## Problem requirements
Copy the data below exactly, omitting any picture it contains.

## Material supplied
-- -- --

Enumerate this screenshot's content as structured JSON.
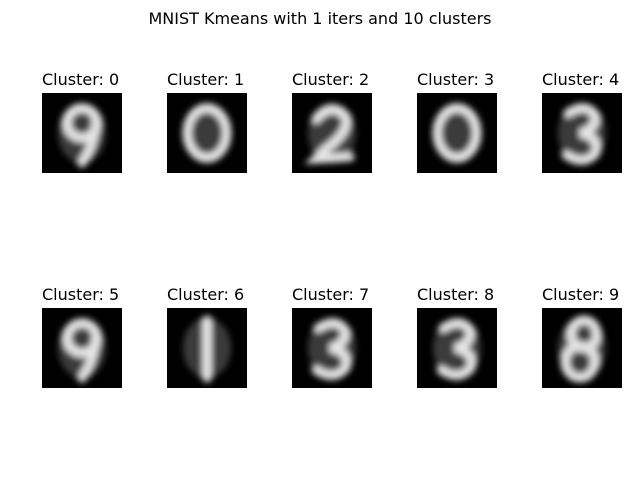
{
  "figure": {
    "title": "MNIST Kmeans with 1 iters and 10 clusters",
    "background": "#ffffff"
  },
  "chart_data": {
    "type": "image-grid",
    "title": "MNIST Kmeans with 1 iters and 10 clusters",
    "rows": 2,
    "cols": 5,
    "colormap": "gray",
    "image_shape": [
      28,
      28
    ],
    "axes_visible": false,
    "panels": [
      {
        "label": "Cluster: 0",
        "digit": "9"
      },
      {
        "label": "Cluster: 1",
        "digit": "0"
      },
      {
        "label": "Cluster: 2",
        "digit": "2"
      },
      {
        "label": "Cluster: 3",
        "digit": "0"
      },
      {
        "label": "Cluster: 4",
        "digit": "3"
      },
      {
        "label": "Cluster: 5",
        "digit": "9"
      },
      {
        "label": "Cluster: 6",
        "digit": "1"
      },
      {
        "label": "Cluster: 7",
        "digit": "3"
      },
      {
        "label": "Cluster: 8",
        "digit": "3"
      },
      {
        "label": "Cluster: 9",
        "digit": "8"
      }
    ]
  }
}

-- -- --

## Expected answer
Enumerate this screenshot's content as structured JSON.
{
  "figure": {
    "title": "MNIST Kmeans with 1 iters and 10 clusters",
    "background": "#ffffff"
  },
  "chart_data": {
    "type": "image-grid",
    "title": "MNIST Kmeans with 1 iters and 10 clusters",
    "rows": 2,
    "cols": 5,
    "colormap": "gray",
    "image_shape": [
      28,
      28
    ],
    "axes_visible": false,
    "panels": [
      {
        "label": "Cluster: 0",
        "digit": "9"
      },
      {
        "label": "Cluster: 1",
        "digit": "0"
      },
      {
        "label": "Cluster: 2",
        "digit": "2"
      },
      {
        "label": "Cluster: 3",
        "digit": "0"
      },
      {
        "label": "Cluster: 4",
        "digit": "3"
      },
      {
        "label": "Cluster: 5",
        "digit": "9"
      },
      {
        "label": "Cluster: 6",
        "digit": "1"
      },
      {
        "label": "Cluster: 7",
        "digit": "3"
      },
      {
        "label": "Cluster: 8",
        "digit": "3"
      },
      {
        "label": "Cluster: 9",
        "digit": "8"
      }
    ]
  }
}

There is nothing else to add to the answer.